** BEGIN **

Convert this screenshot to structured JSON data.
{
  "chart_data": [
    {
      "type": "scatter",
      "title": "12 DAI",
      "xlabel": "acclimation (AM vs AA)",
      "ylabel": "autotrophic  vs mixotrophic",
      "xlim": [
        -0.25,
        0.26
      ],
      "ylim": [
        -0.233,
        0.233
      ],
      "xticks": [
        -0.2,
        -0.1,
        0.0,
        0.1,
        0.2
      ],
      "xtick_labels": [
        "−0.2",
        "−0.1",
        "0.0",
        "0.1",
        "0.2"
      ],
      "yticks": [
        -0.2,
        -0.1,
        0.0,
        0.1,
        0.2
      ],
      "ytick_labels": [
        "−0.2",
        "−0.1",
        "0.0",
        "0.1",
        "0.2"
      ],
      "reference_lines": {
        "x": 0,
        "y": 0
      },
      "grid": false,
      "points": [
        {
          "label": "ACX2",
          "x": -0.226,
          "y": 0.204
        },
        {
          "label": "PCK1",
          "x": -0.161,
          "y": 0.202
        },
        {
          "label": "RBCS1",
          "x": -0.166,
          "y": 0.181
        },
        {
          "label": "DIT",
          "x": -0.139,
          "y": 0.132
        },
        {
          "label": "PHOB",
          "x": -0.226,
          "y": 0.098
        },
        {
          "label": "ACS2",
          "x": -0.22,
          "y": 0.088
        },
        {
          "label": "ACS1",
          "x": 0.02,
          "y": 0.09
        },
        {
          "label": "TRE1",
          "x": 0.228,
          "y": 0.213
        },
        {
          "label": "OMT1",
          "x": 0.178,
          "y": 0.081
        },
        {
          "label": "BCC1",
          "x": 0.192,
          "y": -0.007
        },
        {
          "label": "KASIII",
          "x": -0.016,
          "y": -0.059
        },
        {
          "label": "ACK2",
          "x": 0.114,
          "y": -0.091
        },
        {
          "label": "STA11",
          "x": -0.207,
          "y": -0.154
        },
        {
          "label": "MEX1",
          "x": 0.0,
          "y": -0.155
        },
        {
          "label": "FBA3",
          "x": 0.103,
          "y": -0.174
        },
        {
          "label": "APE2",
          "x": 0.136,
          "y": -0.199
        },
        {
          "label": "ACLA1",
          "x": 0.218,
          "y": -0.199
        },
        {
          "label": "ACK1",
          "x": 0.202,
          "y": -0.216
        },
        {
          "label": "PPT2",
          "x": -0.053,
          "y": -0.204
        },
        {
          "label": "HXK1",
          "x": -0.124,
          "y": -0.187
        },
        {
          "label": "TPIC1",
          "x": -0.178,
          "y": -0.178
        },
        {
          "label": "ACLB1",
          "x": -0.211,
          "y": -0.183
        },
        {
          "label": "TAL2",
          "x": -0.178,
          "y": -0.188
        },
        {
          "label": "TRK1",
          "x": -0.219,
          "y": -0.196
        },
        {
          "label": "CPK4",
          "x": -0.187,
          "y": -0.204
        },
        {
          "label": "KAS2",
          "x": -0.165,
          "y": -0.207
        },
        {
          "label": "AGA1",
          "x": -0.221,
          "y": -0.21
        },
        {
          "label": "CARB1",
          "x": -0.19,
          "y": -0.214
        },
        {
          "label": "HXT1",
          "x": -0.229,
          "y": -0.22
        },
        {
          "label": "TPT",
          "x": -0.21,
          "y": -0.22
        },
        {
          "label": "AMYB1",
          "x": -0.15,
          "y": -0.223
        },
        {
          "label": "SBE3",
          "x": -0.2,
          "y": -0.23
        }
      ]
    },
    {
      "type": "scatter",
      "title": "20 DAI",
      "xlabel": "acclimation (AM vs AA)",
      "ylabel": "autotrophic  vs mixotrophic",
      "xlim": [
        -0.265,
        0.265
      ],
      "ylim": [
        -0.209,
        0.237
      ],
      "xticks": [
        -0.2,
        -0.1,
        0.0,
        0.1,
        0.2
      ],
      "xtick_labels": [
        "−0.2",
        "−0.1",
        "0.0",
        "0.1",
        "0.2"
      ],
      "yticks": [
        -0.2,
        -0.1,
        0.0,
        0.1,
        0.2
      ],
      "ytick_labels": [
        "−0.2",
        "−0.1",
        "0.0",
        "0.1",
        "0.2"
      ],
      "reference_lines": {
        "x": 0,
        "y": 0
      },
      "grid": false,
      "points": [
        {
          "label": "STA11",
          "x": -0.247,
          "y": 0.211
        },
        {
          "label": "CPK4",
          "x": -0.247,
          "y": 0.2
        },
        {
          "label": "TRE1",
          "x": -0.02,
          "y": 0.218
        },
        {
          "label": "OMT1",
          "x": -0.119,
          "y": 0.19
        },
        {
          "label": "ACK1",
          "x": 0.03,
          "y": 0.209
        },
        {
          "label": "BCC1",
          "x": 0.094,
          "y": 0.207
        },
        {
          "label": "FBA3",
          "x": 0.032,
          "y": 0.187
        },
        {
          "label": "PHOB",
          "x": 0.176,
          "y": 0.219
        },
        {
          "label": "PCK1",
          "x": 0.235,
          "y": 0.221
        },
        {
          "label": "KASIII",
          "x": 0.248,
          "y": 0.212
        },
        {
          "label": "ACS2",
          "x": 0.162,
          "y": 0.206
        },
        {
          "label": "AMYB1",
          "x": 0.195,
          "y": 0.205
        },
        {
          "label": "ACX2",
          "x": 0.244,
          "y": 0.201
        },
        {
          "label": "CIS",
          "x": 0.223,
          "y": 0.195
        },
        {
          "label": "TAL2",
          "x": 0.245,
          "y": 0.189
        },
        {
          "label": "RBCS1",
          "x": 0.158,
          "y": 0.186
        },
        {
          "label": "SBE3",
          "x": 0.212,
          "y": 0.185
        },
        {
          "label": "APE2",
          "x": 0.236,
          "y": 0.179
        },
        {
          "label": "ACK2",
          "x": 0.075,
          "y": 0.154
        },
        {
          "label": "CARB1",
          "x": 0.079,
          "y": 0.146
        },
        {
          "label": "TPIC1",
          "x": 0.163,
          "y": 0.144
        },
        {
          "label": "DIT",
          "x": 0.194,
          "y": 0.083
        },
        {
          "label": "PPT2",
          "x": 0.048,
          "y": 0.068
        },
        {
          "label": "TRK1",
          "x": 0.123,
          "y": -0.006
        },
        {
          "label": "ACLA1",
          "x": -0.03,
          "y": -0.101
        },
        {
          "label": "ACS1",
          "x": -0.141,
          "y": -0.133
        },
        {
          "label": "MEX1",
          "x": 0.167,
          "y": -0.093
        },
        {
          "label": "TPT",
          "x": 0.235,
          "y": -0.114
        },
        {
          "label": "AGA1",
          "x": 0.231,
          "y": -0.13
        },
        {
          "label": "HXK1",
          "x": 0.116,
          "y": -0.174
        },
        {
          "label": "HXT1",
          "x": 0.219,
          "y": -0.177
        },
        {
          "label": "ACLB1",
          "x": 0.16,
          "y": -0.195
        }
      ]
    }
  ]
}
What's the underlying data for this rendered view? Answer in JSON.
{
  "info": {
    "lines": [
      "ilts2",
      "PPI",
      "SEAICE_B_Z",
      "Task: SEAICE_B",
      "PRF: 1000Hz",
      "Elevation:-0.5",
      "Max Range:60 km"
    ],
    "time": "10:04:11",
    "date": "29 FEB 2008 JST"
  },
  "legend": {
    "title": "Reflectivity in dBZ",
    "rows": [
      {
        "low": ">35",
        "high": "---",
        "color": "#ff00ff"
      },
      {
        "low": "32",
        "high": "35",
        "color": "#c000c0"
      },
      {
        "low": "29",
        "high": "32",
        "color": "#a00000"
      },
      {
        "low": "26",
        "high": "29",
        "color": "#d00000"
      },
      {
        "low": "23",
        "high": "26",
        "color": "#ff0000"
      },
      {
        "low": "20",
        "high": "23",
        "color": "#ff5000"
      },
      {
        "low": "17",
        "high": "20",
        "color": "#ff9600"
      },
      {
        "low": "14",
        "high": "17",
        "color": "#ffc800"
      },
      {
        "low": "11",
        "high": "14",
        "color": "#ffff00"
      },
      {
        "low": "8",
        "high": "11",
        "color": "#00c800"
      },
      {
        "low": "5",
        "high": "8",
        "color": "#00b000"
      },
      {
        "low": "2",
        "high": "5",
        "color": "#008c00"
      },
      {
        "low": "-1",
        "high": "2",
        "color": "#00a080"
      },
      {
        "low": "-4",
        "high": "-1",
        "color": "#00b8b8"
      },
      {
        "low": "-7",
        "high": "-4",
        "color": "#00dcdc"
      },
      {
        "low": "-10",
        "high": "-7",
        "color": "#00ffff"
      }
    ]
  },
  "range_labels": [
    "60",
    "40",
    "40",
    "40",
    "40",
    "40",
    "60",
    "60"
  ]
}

** END **

Given request: What are the lines from the one with "What's the underlying" through the last line of the records above? Quote them exactly and add nothing.

In response:
What's the underlying data for this rendered view? Answer in JSON.
{
  "info": {
    "lines": [
      "ilts2",
      "PPI",
      "SEAICE_B_Z",
      "Task: SEAICE_B",
      "PRF: 1000Hz",
      "Elevation:-0.5",
      "Max Range:60 km"
    ],
    "time": "10:04:11",
    "date": "29 FEB 2008 JST"
  },
  "legend": {
    "title": "Reflectivity in dBZ",
    "rows": [
      {
        "low": ">35",
        "high": "---",
        "color": "#ff00ff"
      },
      {
        "low": "32",
        "high": "35",
        "color": "#c000c0"
      },
      {
        "low": "29",
        "high": "32",
        "color": "#a00000"
      },
      {
        "low": "26",
        "high": "29",
        "color": "#d00000"
      },
      {
        "low": "23",
        "high": "26",
        "color": "#ff0000"
      },
      {
        "low": "20",
        "high": "23",
        "color": "#ff5000"
      },
      {
        "low": "17",
        "high": "20",
        "color": "#ff9600"
      },
      {
        "low": "14",
        "high": "17",
        "color": "#ffc800"
      },
      {
        "low": "11",
        "high": "14",
        "color": "#ffff00"
      },
      {
        "low": "8",
        "high": "11",
        "color": "#00c800"
      },
      {
        "low": "5",
        "high": "8",
        "color": "#00b000"
      },
      {
        "low": "2",
        "high": "5",
        "color": "#008c00"
      },
      {
        "low": "-1",
        "high": "2",
        "color": "#00a080"
      },
      {
        "low": "-4",
        "high": "-1",
        "color": "#00b8b8"
      },
      {
        "low": "-7",
        "high": "-4",
        "color": "#00dcdc"
      },
      {
        "low": "-10",
        "high": "-7",
        "color": "#00ffff"
      }
    ]
  },
  "range_labels": [
    "60",
    "40",
    "40",
    "40",
    "40",
    "40",
    "60",
    "60"
  ]
}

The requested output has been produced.